What is being asked:
Repeat, line for line, the entries printed below.
---------- Source material
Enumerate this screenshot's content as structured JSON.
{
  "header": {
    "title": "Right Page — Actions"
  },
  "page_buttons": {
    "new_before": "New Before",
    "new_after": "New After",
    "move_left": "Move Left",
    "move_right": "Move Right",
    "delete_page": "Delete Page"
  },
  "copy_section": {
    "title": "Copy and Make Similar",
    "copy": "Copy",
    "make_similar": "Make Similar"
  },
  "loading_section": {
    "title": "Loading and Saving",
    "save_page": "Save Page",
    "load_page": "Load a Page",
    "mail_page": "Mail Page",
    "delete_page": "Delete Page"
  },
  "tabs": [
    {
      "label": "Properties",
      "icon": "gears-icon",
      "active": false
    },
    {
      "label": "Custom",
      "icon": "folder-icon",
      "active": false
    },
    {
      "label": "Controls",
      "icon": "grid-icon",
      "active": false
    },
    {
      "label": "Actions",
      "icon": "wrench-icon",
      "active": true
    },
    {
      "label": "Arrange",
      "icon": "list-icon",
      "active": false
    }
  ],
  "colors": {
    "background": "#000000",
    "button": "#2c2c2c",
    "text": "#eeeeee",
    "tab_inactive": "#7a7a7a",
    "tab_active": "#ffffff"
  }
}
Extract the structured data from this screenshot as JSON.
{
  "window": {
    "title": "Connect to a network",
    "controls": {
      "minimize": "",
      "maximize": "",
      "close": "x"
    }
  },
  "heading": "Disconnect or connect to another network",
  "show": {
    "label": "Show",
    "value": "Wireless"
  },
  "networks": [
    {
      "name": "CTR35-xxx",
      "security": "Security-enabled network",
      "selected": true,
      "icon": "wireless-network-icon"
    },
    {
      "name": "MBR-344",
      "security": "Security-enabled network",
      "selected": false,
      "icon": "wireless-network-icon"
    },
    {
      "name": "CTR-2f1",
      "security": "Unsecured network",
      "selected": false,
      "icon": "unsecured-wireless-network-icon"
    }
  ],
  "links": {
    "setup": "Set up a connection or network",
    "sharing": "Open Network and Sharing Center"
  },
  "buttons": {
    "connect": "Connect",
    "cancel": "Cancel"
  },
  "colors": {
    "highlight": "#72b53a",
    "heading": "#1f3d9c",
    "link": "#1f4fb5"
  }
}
--------------------
Result for this task:
Enumerate this screenshot's content as structured JSON.
{
  "header": {
    "title": "Right Page — Actions"
  },
  "page_buttons": {
    "new_before": "New Before",
    "new_after": "New After",
    "move_left": "Move Left",
    "move_right": "Move Right",
    "delete_page": "Delete Page"
  },
  "copy_section": {
    "title": "Copy and Make Similar",
    "copy": "Copy",
    "make_similar": "Make Similar"
  },
  "loading_section": {
    "title": "Loading and Saving",
    "save_page": "Save Page",
    "load_page": "Load a Page",
    "mail_page": "Mail Page",
    "delete_page": "Delete Page"
  },
  "tabs": [
    {
      "label": "Properties",
      "icon": "gears-icon",
      "active": false
    },
    {
      "label": "Custom",
      "icon": "folder-icon",
      "active": false
    },
    {
      "label": "Controls",
      "icon": "grid-icon",
      "active": false
    },
    {
      "label": "Actions",
      "icon": "wrench-icon",
      "active": true
    },
    {
      "label": "Arrange",
      "icon": "list-icon",
      "active": false
    }
  ],
  "colors": {
    "background": "#000000",
    "button": "#2c2c2c",
    "text": "#eeeeee",
    "tab_inactive": "#7a7a7a",
    "tab_active": "#ffffff"
  }
}
Extract the structured data from this screenshot as JSON.
{
  "window": {
    "title": "Connect to a network",
    "controls": {
      "minimize": "",
      "maximize": "",
      "close": "x"
    }
  },
  "heading": "Disconnect or connect to another network",
  "show": {
    "label": "Show",
    "value": "Wireless"
  },
  "networks": [
    {
      "name": "CTR35-xxx",
      "security": "Security-enabled network",
      "selected": true,
      "icon": "wireless-network-icon"
    },
    {
      "name": "MBR-344",
      "security": "Security-enabled network",
      "selected": false,
      "icon": "wireless-network-icon"
    },
    {
      "name": "CTR-2f1",
      "security": "Unsecured network",
      "selected": false,
      "icon": "unsecured-wireless-network-icon"
    }
  ],
  "links": {
    "setup": "Set up a connection or network",
    "sharing": "Open Network and Sharing Center"
  },
  "buttons": {
    "connect": "Connect",
    "cancel": "Cancel"
  },
  "colors": {
    "highlight": "#72b53a",
    "heading": "#1f3d9c",
    "link": "#1f4fb5"
  }
}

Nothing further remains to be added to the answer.